• [REQUIREMENTS]
From the records, pick out and copy each line containing "Energie".

** begin **

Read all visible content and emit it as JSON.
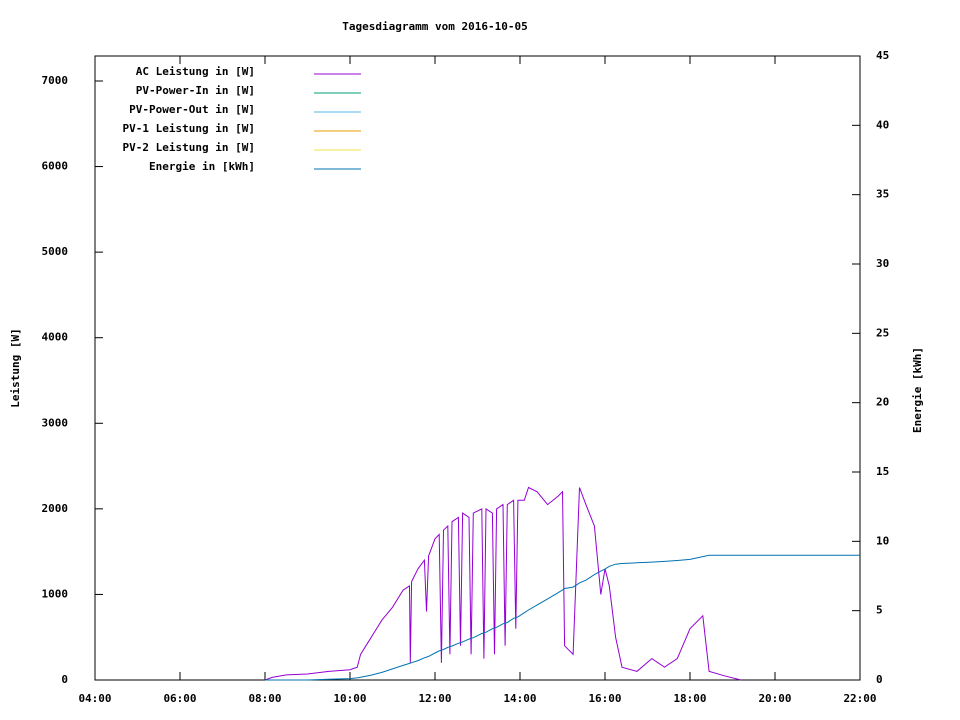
{
  "chart_data": {
    "type": "line",
    "title": "Tagesdiagramm vom 2016-10-05",
    "ylabel": "Leistung [W]",
    "y2label": "Energie [kWh]",
    "legend": "top-left",
    "xlim": [
      4,
      22
    ],
    "xticks": [
      {
        "value": 4,
        "label": "04:00"
      },
      {
        "value": 6,
        "label": "06:00"
      },
      {
        "value": 8,
        "label": "08:00"
      },
      {
        "value": 10,
        "label": "10:00"
      },
      {
        "value": 12,
        "label": "12:00"
      },
      {
        "value": 14,
        "label": "14:00"
      },
      {
        "value": 16,
        "label": "16:00"
      },
      {
        "value": 18,
        "label": "18:00"
      },
      {
        "value": 20,
        "label": "20:00"
      },
      {
        "value": 22,
        "label": "22:00"
      }
    ],
    "ylim": [
      0,
      7292
    ],
    "yticks": [
      0,
      1000,
      2000,
      3000,
      4000,
      5000,
      6000,
      7000
    ],
    "y2lim": [
      0,
      45
    ],
    "y2ticks": [
      0,
      5,
      10,
      15,
      20,
      25,
      30,
      35,
      40,
      45
    ],
    "x": [
      8.0,
      8.17,
      8.5,
      9.0,
      9.5,
      10.0,
      10.17,
      10.25,
      10.5,
      10.75,
      11.0,
      11.25,
      11.4,
      11.42,
      11.45,
      11.6,
      11.75,
      11.8,
      11.85,
      12.0,
      12.1,
      12.15,
      12.2,
      12.3,
      12.35,
      12.4,
      12.55,
      12.6,
      12.65,
      12.8,
      12.85,
      12.9,
      13.1,
      13.15,
      13.2,
      13.35,
      13.4,
      13.45,
      13.6,
      13.65,
      13.7,
      13.85,
      13.9,
      13.95,
      14.1,
      14.2,
      14.4,
      14.65,
      14.9,
      15.0,
      15.05,
      15.25,
      15.4,
      15.55,
      15.75,
      15.9,
      16.0,
      16.1,
      16.25,
      16.4,
      16.75,
      17.1,
      17.4,
      17.7,
      18.0,
      18.3,
      18.45,
      18.8,
      19.2,
      22.0
    ],
    "series": [
      {
        "name": "AC Leistung in [W]",
        "color": "#9400d3",
        "values": [
          0,
          30,
          60,
          70,
          100,
          120,
          150,
          300,
          500,
          700,
          850,
          1050,
          1100,
          200,
          1150,
          1300,
          1400,
          800,
          1450,
          1650,
          1700,
          200,
          1750,
          1800,
          300,
          1850,
          1900,
          400,
          1950,
          1900,
          300,
          1950,
          2000,
          250,
          2000,
          1950,
          300,
          2000,
          2050,
          400,
          2050,
          2100,
          600,
          2100,
          2100,
          2250,
          2200,
          2050,
          2150,
          2200,
          400,
          300,
          2250,
          2050,
          1800,
          1000,
          1300,
          1100,
          500,
          150,
          100,
          250,
          150,
          250,
          600,
          750,
          100,
          50,
          0,
          null
        ]
      },
      {
        "name": "PV-Power-In in [W]",
        "color": "#009e73",
        "values": [
          null,
          null,
          null,
          null,
          null,
          null,
          null,
          null,
          null,
          null,
          null,
          null,
          null,
          null,
          null,
          null,
          null,
          null,
          null,
          null,
          null,
          null,
          null,
          null,
          null,
          null,
          null,
          null,
          null,
          null,
          null,
          null,
          null,
          null,
          null,
          null,
          null,
          null,
          null,
          null,
          null,
          null,
          null,
          null,
          null,
          null,
          null,
          null,
          null,
          null,
          null,
          null,
          null,
          null,
          null,
          null,
          null,
          null,
          null,
          null,
          null,
          null,
          null,
          null,
          null,
          null,
          null,
          null,
          null,
          null
        ]
      },
      {
        "name": "PV-Power-Out in [W]",
        "color": "#56b4e9",
        "values": [
          null,
          null,
          null,
          null,
          null,
          null,
          null,
          null,
          null,
          null,
          null,
          null,
          null,
          null,
          null,
          null,
          null,
          null,
          null,
          null,
          null,
          null,
          null,
          null,
          null,
          null,
          null,
          null,
          null,
          null,
          null,
          null,
          null,
          null,
          null,
          null,
          null,
          null,
          null,
          null,
          null,
          null,
          null,
          null,
          null,
          null,
          null,
          null,
          null,
          null,
          null,
          null,
          null,
          null,
          null,
          null,
          null,
          null,
          null,
          null,
          null,
          null,
          null,
          null,
          null,
          null,
          null,
          null,
          null,
          null
        ]
      },
      {
        "name": "PV-1 Leistung in [W]",
        "color": "#e69f00",
        "values": [
          null,
          null,
          null,
          null,
          null,
          null,
          null,
          null,
          null,
          null,
          null,
          null,
          null,
          null,
          null,
          null,
          null,
          null,
          null,
          null,
          null,
          null,
          null,
          null,
          null,
          null,
          null,
          null,
          null,
          null,
          null,
          null,
          null,
          null,
          null,
          null,
          null,
          null,
          null,
          null,
          null,
          null,
          null,
          null,
          null,
          null,
          null,
          null,
          null,
          null,
          null,
          null,
          null,
          null,
          null,
          null,
          null,
          null,
          null,
          null,
          null,
          null,
          null,
          null,
          null,
          null,
          null,
          null,
          null,
          null
        ]
      },
      {
        "name": "PV-2 Leistung in [W]",
        "color": "#f0e442",
        "values": [
          null,
          null,
          null,
          null,
          null,
          null,
          null,
          null,
          null,
          null,
          null,
          null,
          null,
          null,
          null,
          null,
          null,
          null,
          null,
          null,
          null,
          null,
          null,
          null,
          null,
          null,
          null,
          null,
          null,
          null,
          null,
          null,
          null,
          null,
          null,
          null,
          null,
          null,
          null,
          null,
          null,
          null,
          null,
          null,
          null,
          null,
          null,
          null,
          null,
          null,
          null,
          null,
          null,
          null,
          null,
          null,
          null,
          null,
          null,
          null,
          null,
          null,
          null,
          null,
          null,
          null,
          null,
          null,
          null,
          null
        ]
      },
      {
        "name": "Energie in [kWh]",
        "color": "#0072b2",
        "axis": "y2",
        "values": [
          0,
          0,
          0,
          0,
          0.05,
          0.1,
          0.15,
          0.2,
          0.35,
          0.55,
          0.8,
          1.05,
          1.2,
          1.22,
          1.25,
          1.4,
          1.6,
          1.65,
          1.7,
          1.95,
          2.1,
          2.15,
          2.2,
          2.35,
          2.4,
          2.45,
          2.65,
          2.7,
          2.75,
          2.95,
          3.0,
          3.05,
          3.35,
          3.4,
          3.45,
          3.7,
          3.75,
          3.8,
          4.05,
          4.1,
          4.15,
          4.45,
          4.5,
          4.55,
          4.85,
          5.05,
          5.4,
          5.85,
          6.3,
          6.5,
          6.6,
          6.7,
          7.0,
          7.2,
          7.6,
          7.85,
          8.0,
          8.2,
          8.35,
          8.4,
          8.45,
          8.5,
          8.55,
          8.62,
          8.7,
          8.9,
          9.0,
          9.0,
          9.0,
          9.0
        ]
      }
    ]
  }
}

** end **

• [EXERCISE ANSWER]
    "y2label": "Energie [kWh]",
        "name": "Energie in [kWh]",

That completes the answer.